● **Work to complete**
Transcribe the entries exactly; images are not part of the copy.

● **Supplied records**

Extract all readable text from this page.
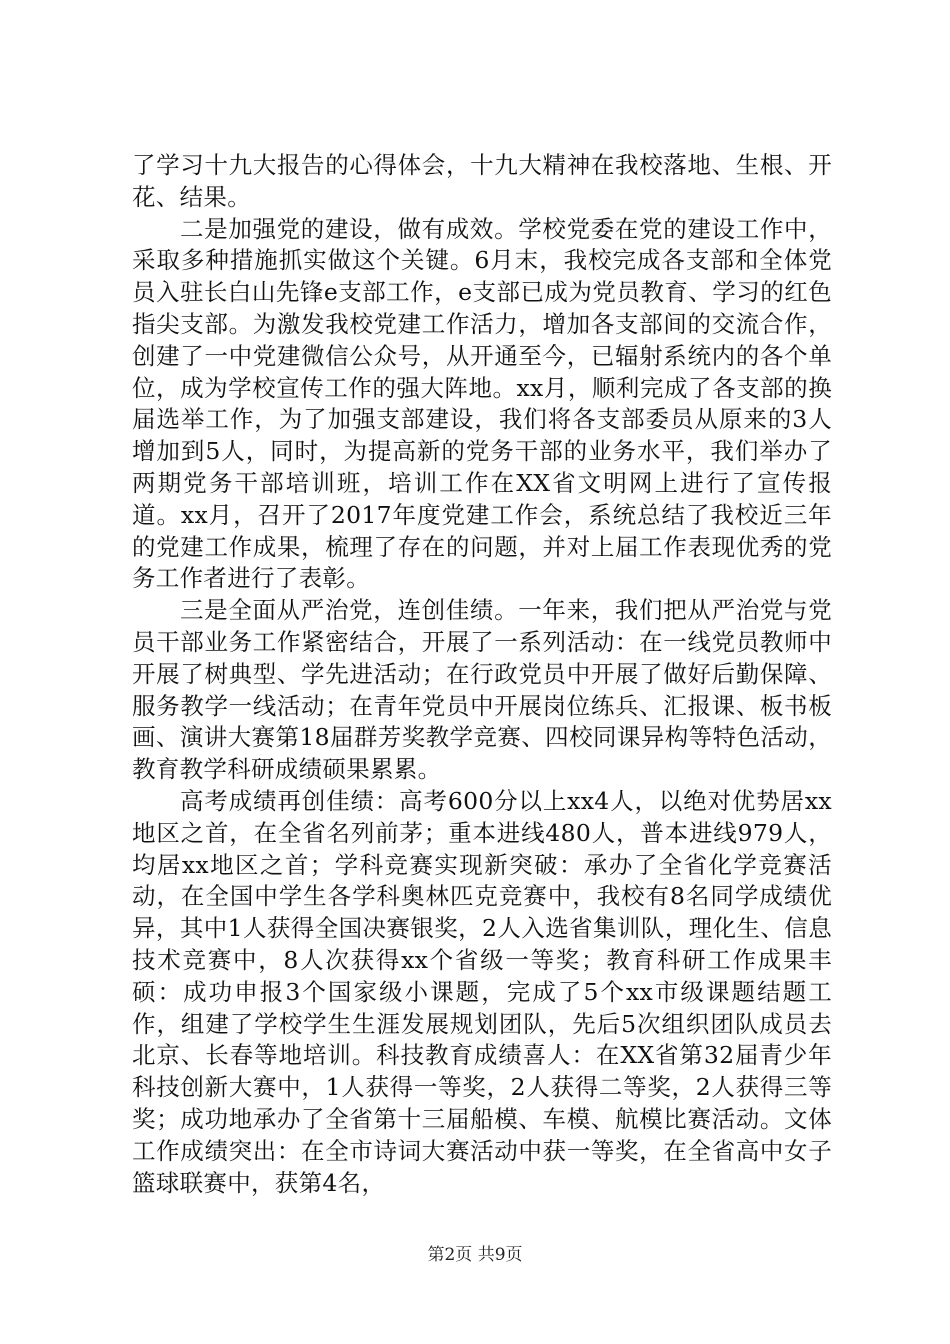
了学习十九大报告的心得体会，十九大精神在我校落地、生根、开花、结果。

二是加强党的建设，做有成效。学校党委在党的建设工作中，采取多种措施抓实做这个关键。6月末，我校完成各支部和全体党员入驻长白山先锋e支部工作，e支部已成为党员教育、学习的红色指尖支部。为激发我校党建工作活力，增加各支部间的交流合作，创建了一中党建微信公众号，从开通至今，已辐射系统内的各个单位，成为学校宣传工作的强大阵地。xx月，顺利完成了各支部的换届选举工作，为了加强支部建设，我们将各支部委员从原来的3人增加到5人，同时，为提高新的党务干部的业务水平，我们举办了两期党务干部培训班，培训工作在XX省文明网上进行了宣传报道。xx月，召开了2017年度党建工作会，系统总结了我校近三年的党建工作成果，梳理了存在的问题，并对上届工作表现优秀的党务工作者进行了表彰。

三是全面从严治党，连创佳绩。一年来，我们把从严治党与党员干部业务工作紧密结合，开展了一系列活动：在一线党员教师中开展了树典型、学先进活动；在行政党员中开展了做好后勤保障、服务教学一线活动；在青年党员中开展岗位练兵、汇报课、板书板画、演讲大赛第18届群芳奖教学竞赛、四校同课异构等特色活动，教育教学科研成绩硕果累累。

高考成绩再创佳绩：高考600分以上xx4人，以绝对优势居xx地区之首，在全省名列前茅；重本进线480人，普本进线979人，均居xx地区之首；学科竞赛实现新突破：承办了全省化学竞赛活动，在全国中学生各学科奥林匹克竞赛中，我校有8名同学成绩优异，其中1人获得全国决赛银奖，2人入选省集训队，理化生、信息技术竞赛中，8人次获得xx个省级一等奖；教育科研工作成果丰硕：成功申报3个国家级小课题，完成了5个xx市级课题结题工作，组建了学校学生生涯发展规划团队，先后5次组织团队成员去北京、长春等地培训。科技教育成绩喜人：在XX省第32届青少年科技创新大赛中，1人获得一等奖，2人获得二等奖，2人获得三等奖；成功地承办了全省第十三届船模、车模、航模比赛活动。文体工作成绩突出：在全市诗词大赛活动中获一等奖，在全省高中女子篮球联赛中，获第4名，

第2页 共9页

● **Task answer**
Extract all readable text from this page.
了学习十九大报告的心得体会，十九大精神在我校落地、生根、开花、结果。

二是加强党的建设，做有成效。学校党委在党的建设工作中，采取多种措施抓实做这个关键。6月末，我校完成各支部和全体党员入驻长白山先锋e支部工作，e支部已成为党员教育、学习的红色指尖支部。为激发我校党建工作活力，增加各支部间的交流合作，创建了一中党建微信公众号，从开通至今，已辐射系统内的各个单位，成为学校宣传工作的强大阵地。xx月，顺利完成了各支部的换届选举工作，为了加强支部建设，我们将各支部委员从原来的3人增加到5人，同时，为提高新的党务干部的业务水平，我们举办了两期党务干部培训班，培训工作在XX省文明网上进行了宣传报道。xx月，召开了2017年度党建工作会，系统总结了我校近三年的党建工作成果，梳理了存在的问题，并对上届工作表现优秀的党务工作者进行了表彰。

三是全面从严治党，连创佳绩。一年来，我们把从严治党与党员干部业务工作紧密结合，开展了一系列活动：在一线党员教师中开展了树典型、学先进活动；在行政党员中开展了做好后勤保障、服务教学一线活动；在青年党员中开展岗位练兵、汇报课、板书板画、演讲大赛第18届群芳奖教学竞赛、四校同课异构等特色活动，教育教学科研成绩硕果累累。

高考成绩再创佳绩：高考600分以上xx4人，以绝对优势居xx地区之首，在全省名列前茅；重本进线480人，普本进线979人，均居xx地区之首；学科竞赛实现新突破：承办了全省化学竞赛活动，在全国中学生各学科奥林匹克竞赛中，我校有8名同学成绩优异，其中1人获得全国决赛银奖，2人入选省集训队，理化生、信息技术竞赛中，8人次获得xx个省级一等奖；教育科研工作成果丰硕：成功申报3个国家级小课题，完成了5个xx市级课题结题工作，组建了学校学生生涯发展规划团队，先后5次组织团队成员去北京、长春等地培训。科技教育成绩喜人：在XX省第32届青少年科技创新大赛中，1人获得一等奖，2人获得二等奖，2人获得三等奖；成功地承办了全省第十三届船模、车模、航模比赛活动。文体工作成绩突出：在全市诗词大赛活动中获一等奖，在全省高中女子篮球联赛中，获第4名，

第2页 共9页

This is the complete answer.